Data for processing |

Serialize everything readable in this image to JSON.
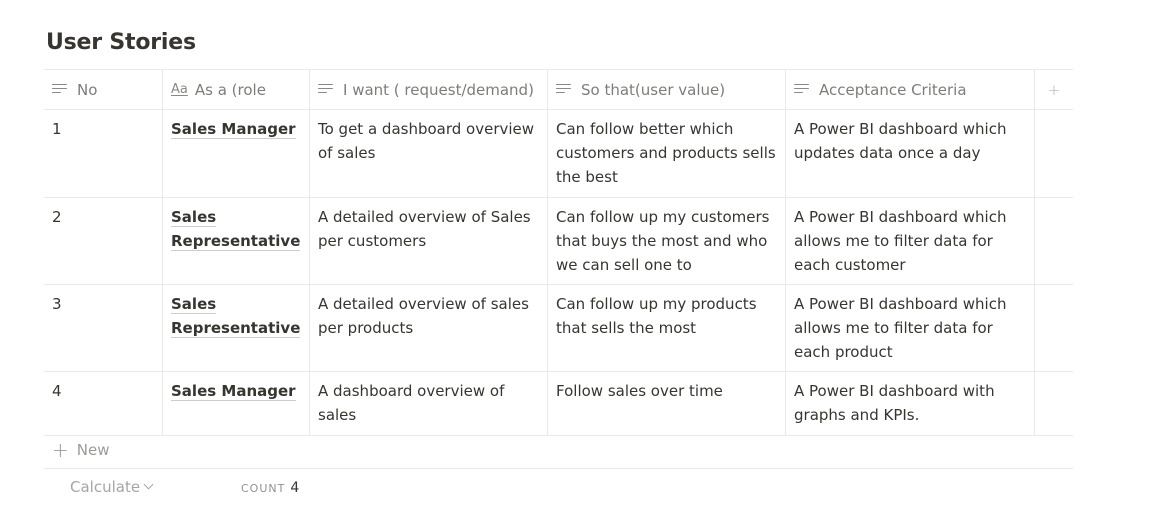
{
  "page": {
    "title": "User Stories"
  },
  "table": {
    "columns": [
      {
        "label": "No",
        "icon": "text-lines-icon"
      },
      {
        "label": "As a (role",
        "icon": "title-aa-icon"
      },
      {
        "label": "I want ( request/demand)",
        "icon": "text-lines-icon"
      },
      {
        "label": "So that(user value)",
        "icon": "text-lines-icon"
      },
      {
        "label": "Acceptance Criteria",
        "icon": "text-lines-icon"
      }
    ],
    "add_column_icon": "+",
    "rows": [
      {
        "no": "1",
        "role": "Sales Manager",
        "want": "To get a dashboard overview of sales",
        "so_that": "Can follow better which customers and products sells the best",
        "criteria": "A Power BI dashboard which updates data once a day"
      },
      {
        "no": "2",
        "role": "Sales Representative",
        "want": "A detailed overview of Sales per customers",
        "so_that": "Can follow up my customers that buys the most and who we can sell one to",
        "criteria": "A Power BI dashboard which allows me to filter data for each customer"
      },
      {
        "no": "3",
        "role": "Sales Representative",
        "want": "A detailed overview of sales per products",
        "so_that": "Can follow up my products that sells the most",
        "criteria": "A Power BI dashboard which allows me to filter data for each product"
      },
      {
        "no": "4",
        "role": "Sales Manager",
        "want": "A dashboard overview of sales",
        "so_that": "Follow sales over time",
        "criteria": "A Power BI dashboard with graphs and KPIs."
      }
    ]
  },
  "footer": {
    "new_plus": "+",
    "new_label": "New",
    "calculate_label": "Calculate",
    "count_label": "COUNT",
    "count_value": "4"
  },
  "colors": {
    "text": "#37352f",
    "border": "#e9e9e7"
  }
}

Written task |
Return the material word for word. Pictures are not part of the copy.

Result for this exercise |
Serialize everything readable in this image to JSON.
{
  "page": {
    "title": "User Stories"
  },
  "table": {
    "columns": [
      {
        "label": "No",
        "icon": "text-lines-icon"
      },
      {
        "label": "As a (role",
        "icon": "title-aa-icon"
      },
      {
        "label": "I want ( request/demand)",
        "icon": "text-lines-icon"
      },
      {
        "label": "So that(user value)",
        "icon": "text-lines-icon"
      },
      {
        "label": "Acceptance Criteria",
        "icon": "text-lines-icon"
      }
    ],
    "add_column_icon": "+",
    "rows": [
      {
        "no": "1",
        "role": "Sales Manager",
        "want": "To get a dashboard overview of sales",
        "so_that": "Can follow better which customers and products sells the best",
        "criteria": "A Power BI dashboard which updates data once a day"
      },
      {
        "no": "2",
        "role": "Sales Representative",
        "want": "A detailed overview of Sales per customers",
        "so_that": "Can follow up my customers that buys the most and who we can sell one to",
        "criteria": "A Power BI dashboard which allows me to filter data for each customer"
      },
      {
        "no": "3",
        "role": "Sales Representative",
        "want": "A detailed overview of sales per products",
        "so_that": "Can follow up my products that sells the most",
        "criteria": "A Power BI dashboard which allows me to filter data for each product"
      },
      {
        "no": "4",
        "role": "Sales Manager",
        "want": "A dashboard overview of sales",
        "so_that": "Follow sales over time",
        "criteria": "A Power BI dashboard with graphs and KPIs."
      }
    ]
  },
  "footer": {
    "new_plus": "+",
    "new_label": "New",
    "calculate_label": "Calculate",
    "count_label": "COUNT",
    "count_value": "4"
  },
  "colors": {
    "text": "#37352f",
    "border": "#e9e9e7"
  }
}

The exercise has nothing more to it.